▶ Exercise
Report how many lines contain the word "this", with no other text.

Collection entries
++++++++++++++++++++

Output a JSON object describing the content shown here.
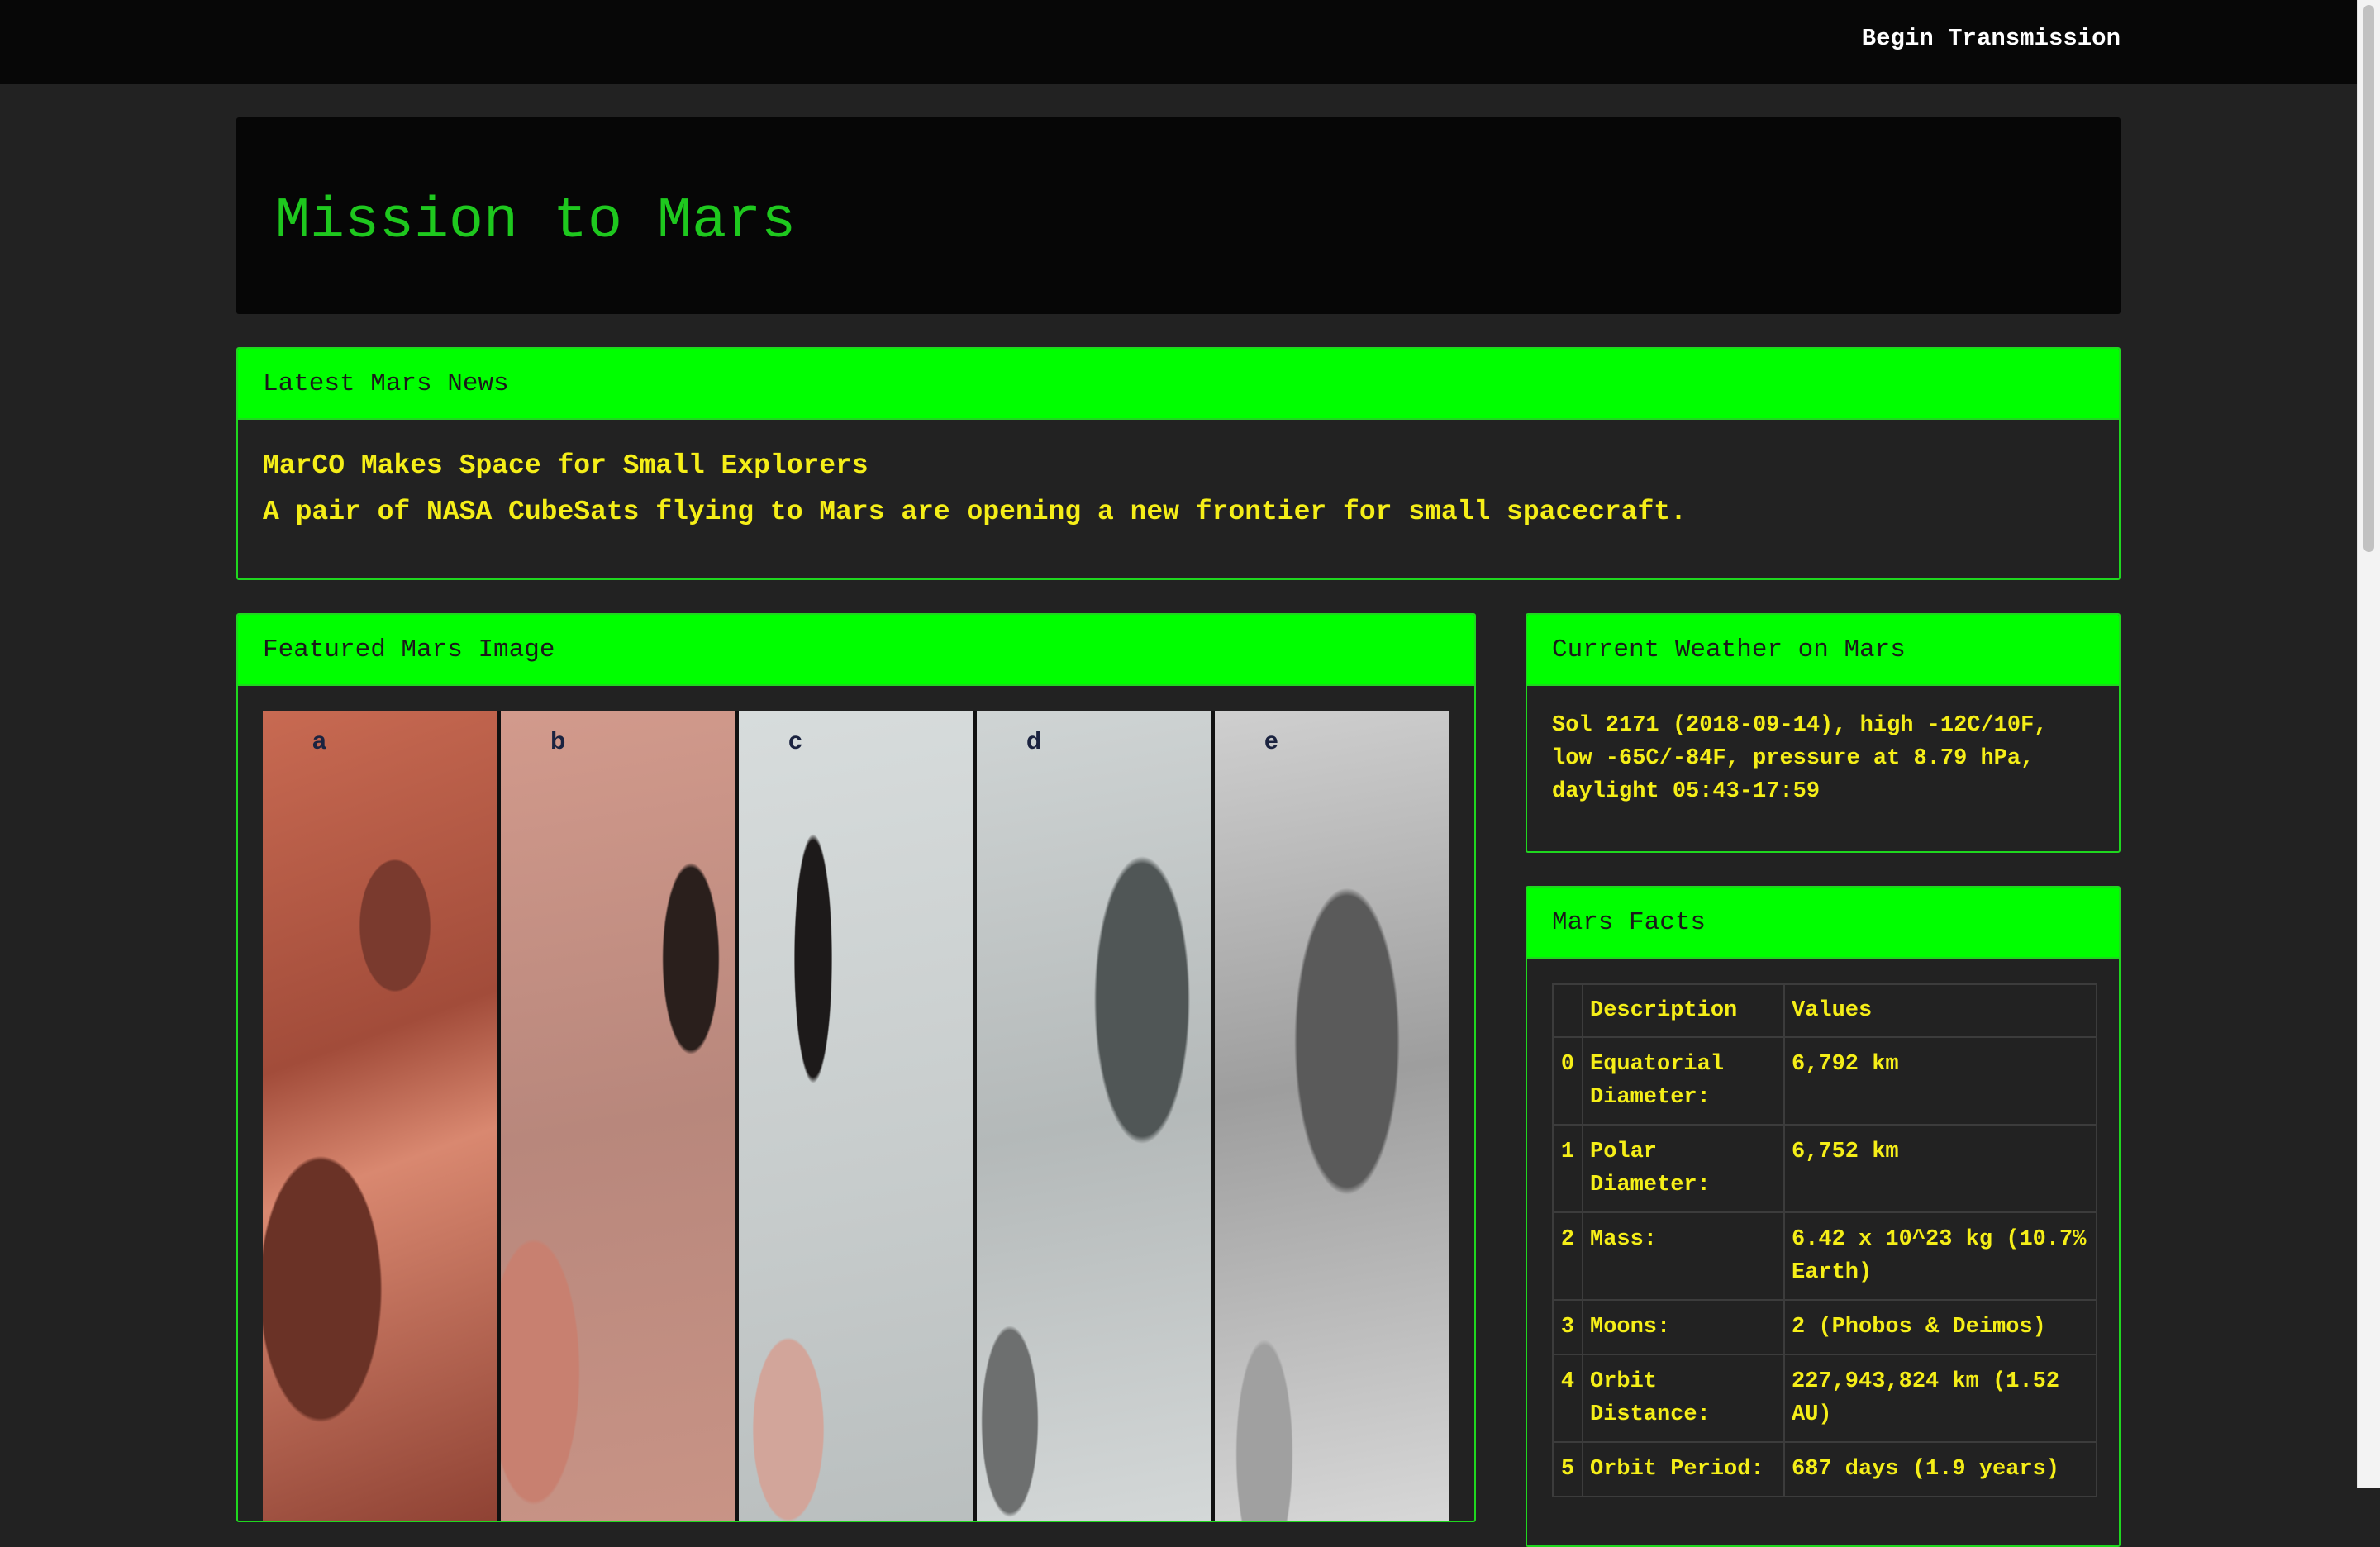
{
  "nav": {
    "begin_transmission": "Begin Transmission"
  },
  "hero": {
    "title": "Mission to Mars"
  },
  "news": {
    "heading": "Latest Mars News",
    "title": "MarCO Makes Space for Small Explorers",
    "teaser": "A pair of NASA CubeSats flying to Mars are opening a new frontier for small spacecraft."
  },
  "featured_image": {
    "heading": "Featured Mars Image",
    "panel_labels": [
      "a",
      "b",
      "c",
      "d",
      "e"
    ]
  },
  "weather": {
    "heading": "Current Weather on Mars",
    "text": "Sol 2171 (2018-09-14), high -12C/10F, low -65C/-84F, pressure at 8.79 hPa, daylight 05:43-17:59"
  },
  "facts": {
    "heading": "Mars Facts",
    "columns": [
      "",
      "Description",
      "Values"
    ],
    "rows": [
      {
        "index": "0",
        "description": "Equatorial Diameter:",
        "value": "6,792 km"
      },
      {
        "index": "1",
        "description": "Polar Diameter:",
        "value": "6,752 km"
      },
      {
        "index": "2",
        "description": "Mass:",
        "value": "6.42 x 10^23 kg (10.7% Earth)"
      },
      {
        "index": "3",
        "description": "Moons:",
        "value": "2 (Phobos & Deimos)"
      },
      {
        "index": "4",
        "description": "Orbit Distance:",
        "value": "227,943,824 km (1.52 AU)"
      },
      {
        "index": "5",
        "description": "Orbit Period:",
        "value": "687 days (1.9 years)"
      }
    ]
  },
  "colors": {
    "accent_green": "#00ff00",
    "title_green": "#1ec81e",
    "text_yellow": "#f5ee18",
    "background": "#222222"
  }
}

++++++++++++++++++++

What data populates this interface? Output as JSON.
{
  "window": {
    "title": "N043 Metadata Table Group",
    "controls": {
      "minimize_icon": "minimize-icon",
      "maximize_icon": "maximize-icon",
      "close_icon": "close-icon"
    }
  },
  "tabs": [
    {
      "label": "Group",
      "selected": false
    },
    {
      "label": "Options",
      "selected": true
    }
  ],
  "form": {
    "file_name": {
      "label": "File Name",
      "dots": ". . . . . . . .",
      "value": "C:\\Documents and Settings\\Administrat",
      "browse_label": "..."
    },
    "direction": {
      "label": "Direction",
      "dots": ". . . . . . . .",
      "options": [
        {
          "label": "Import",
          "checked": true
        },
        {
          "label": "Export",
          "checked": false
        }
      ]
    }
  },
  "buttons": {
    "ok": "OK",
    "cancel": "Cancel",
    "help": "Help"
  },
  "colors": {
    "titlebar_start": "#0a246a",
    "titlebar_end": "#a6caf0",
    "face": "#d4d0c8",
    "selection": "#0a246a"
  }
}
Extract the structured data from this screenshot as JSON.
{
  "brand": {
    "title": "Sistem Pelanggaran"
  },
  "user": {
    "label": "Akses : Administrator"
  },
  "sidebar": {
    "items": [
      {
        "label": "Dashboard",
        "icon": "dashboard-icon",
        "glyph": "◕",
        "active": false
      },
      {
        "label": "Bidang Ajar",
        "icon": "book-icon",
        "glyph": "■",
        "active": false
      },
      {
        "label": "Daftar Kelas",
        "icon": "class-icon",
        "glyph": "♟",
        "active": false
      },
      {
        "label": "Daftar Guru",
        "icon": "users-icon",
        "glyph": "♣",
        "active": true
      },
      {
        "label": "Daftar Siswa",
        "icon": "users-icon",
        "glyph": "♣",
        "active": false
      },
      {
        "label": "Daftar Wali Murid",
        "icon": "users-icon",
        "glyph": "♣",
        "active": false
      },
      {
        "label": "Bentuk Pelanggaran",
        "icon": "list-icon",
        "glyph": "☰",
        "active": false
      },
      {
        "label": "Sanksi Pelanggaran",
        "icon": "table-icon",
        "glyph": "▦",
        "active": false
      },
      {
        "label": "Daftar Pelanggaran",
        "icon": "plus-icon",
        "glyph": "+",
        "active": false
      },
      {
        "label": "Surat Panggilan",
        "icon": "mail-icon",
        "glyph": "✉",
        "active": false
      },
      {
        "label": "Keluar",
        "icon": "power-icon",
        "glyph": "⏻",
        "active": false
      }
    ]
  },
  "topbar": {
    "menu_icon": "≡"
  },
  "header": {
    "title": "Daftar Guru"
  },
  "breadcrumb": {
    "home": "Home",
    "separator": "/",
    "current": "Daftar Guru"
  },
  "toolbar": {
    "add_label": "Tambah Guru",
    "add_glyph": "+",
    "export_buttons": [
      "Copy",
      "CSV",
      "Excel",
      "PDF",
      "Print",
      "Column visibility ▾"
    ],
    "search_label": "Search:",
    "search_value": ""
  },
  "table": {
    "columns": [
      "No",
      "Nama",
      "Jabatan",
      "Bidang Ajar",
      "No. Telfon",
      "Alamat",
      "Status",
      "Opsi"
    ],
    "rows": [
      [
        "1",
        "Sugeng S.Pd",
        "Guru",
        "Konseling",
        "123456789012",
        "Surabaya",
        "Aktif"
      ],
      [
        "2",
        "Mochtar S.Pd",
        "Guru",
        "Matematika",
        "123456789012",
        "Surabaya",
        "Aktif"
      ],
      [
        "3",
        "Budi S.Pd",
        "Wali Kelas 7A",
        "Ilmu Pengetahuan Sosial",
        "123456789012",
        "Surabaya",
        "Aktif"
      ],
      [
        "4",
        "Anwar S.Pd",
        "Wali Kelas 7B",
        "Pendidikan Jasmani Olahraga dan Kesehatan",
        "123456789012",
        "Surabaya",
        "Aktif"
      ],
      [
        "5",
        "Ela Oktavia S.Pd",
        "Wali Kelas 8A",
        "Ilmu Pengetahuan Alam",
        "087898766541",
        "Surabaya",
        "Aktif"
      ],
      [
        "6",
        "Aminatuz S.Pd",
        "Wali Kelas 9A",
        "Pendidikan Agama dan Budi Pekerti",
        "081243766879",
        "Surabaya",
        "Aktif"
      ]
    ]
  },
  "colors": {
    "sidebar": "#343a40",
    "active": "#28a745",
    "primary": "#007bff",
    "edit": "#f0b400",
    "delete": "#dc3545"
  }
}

++++++++++++++++++++

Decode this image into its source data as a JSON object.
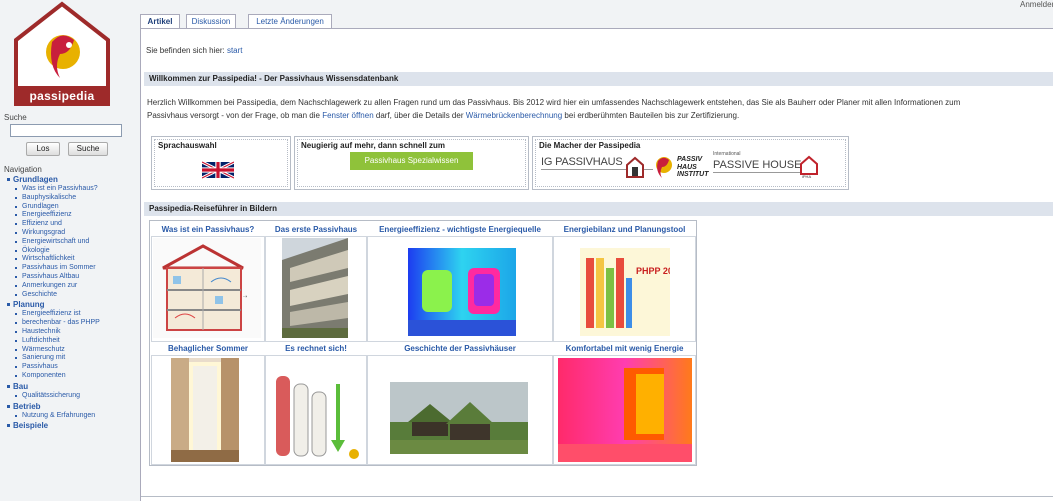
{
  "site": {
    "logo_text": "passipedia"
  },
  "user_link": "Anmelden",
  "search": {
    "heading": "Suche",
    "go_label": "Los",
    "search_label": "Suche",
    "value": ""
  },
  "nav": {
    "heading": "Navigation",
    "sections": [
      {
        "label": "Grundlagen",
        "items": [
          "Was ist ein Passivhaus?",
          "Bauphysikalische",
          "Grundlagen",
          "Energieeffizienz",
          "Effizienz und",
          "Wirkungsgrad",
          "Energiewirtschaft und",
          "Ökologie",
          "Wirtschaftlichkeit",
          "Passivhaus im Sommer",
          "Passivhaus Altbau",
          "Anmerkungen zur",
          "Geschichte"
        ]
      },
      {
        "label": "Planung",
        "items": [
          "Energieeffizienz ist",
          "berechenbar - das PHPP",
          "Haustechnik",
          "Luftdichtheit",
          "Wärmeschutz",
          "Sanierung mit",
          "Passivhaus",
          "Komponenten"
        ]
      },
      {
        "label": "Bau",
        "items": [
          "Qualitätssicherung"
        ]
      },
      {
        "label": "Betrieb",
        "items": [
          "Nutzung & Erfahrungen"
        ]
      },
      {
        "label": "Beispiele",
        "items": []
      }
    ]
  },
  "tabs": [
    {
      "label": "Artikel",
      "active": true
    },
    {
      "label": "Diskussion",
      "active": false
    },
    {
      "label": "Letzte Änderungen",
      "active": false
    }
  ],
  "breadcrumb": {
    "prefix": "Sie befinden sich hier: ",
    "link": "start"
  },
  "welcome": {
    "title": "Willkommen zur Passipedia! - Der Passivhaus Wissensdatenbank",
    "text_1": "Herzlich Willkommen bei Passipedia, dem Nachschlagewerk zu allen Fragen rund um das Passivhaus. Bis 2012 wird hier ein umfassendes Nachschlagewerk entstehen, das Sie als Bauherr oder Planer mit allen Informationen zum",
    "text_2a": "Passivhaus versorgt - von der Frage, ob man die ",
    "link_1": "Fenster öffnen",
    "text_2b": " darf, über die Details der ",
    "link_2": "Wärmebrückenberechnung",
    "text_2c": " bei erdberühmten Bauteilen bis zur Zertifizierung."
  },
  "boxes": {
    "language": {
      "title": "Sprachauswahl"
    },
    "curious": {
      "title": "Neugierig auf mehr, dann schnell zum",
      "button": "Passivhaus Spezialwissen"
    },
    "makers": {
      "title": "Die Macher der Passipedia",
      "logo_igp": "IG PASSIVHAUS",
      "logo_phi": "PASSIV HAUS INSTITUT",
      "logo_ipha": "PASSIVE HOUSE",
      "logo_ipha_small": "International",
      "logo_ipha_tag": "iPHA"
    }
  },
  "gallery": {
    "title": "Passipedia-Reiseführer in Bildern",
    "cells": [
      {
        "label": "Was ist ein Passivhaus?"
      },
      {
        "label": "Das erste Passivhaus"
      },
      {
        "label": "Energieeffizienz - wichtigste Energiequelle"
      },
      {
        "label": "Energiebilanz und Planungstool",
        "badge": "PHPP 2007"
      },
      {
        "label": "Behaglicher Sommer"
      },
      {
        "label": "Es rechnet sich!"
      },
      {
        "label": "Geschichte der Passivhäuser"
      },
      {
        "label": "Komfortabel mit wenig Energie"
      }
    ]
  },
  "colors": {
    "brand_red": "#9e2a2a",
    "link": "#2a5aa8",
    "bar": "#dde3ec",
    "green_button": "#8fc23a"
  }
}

++++++++++++++++++++

▶ Task answer
3